What needs to be done. Locate "Decode this image" in the listing below, then output the line holding it and every line after it, exactly and with nothing else.

• • • •

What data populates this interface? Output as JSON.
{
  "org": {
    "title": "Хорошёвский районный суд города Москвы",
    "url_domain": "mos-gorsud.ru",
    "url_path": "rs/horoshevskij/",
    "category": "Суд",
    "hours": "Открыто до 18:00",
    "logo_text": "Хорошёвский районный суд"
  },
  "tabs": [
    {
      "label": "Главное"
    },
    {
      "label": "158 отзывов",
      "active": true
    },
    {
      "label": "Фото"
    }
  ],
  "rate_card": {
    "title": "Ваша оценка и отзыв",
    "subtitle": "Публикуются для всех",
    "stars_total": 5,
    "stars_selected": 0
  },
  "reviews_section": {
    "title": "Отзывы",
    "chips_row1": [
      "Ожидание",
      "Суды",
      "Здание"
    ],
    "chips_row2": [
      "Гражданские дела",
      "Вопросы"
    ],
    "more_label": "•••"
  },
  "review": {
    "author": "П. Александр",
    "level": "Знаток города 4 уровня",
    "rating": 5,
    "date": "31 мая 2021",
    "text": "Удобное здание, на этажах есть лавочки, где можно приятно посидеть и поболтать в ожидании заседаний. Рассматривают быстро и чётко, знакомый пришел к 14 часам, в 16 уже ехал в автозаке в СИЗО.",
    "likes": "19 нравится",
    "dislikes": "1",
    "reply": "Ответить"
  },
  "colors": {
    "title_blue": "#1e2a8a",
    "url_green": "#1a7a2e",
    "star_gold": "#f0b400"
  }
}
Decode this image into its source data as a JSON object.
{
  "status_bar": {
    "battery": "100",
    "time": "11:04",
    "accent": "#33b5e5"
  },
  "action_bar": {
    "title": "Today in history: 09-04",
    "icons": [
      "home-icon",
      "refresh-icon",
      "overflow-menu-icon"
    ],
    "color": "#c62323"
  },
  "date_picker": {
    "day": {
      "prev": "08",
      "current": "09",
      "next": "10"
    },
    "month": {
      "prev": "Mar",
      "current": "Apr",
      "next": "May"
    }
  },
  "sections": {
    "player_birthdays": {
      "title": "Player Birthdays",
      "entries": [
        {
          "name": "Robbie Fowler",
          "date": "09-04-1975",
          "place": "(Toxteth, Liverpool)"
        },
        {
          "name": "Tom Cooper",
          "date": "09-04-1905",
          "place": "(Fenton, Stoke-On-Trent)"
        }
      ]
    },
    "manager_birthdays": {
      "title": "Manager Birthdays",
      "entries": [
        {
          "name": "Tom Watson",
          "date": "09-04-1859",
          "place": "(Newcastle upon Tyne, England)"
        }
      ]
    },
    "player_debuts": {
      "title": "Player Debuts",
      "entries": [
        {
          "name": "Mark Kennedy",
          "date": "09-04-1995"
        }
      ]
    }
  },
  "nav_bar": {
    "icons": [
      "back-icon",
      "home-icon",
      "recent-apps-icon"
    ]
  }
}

• • • •

Finished exercise.
Decode this image into its source data as a JSON object.
{
  "status_bar": {
    "battery": "100",
    "time": "11:04",
    "accent": "#33b5e5"
  },
  "action_bar": {
    "title": "Today in history: 09-04",
    "icons": [
      "home-icon",
      "refresh-icon",
      "overflow-menu-icon"
    ],
    "color": "#c62323"
  },
  "date_picker": {
    "day": {
      "prev": "08",
      "current": "09",
      "next": "10"
    },
    "month": {
      "prev": "Mar",
      "current": "Apr",
      "next": "May"
    }
  },
  "sections": {
    "player_birthdays": {
      "title": "Player Birthdays",
      "entries": [
        {
          "name": "Robbie Fowler",
          "date": "09-04-1975",
          "place": "(Toxteth, Liverpool)"
        },
        {
          "name": "Tom Cooper",
          "date": "09-04-1905",
          "place": "(Fenton, Stoke-On-Trent)"
        }
      ]
    },
    "manager_birthdays": {
      "title": "Manager Birthdays",
      "entries": [
        {
          "name": "Tom Watson",
          "date": "09-04-1859",
          "place": "(Newcastle upon Tyne, England)"
        }
      ]
    },
    "player_debuts": {
      "title": "Player Debuts",
      "entries": [
        {
          "name": "Mark Kennedy",
          "date": "09-04-1995"
        }
      ]
    }
  },
  "nav_bar": {
    "icons": [
      "back-icon",
      "home-icon",
      "recent-apps-icon"
    ]
  }
}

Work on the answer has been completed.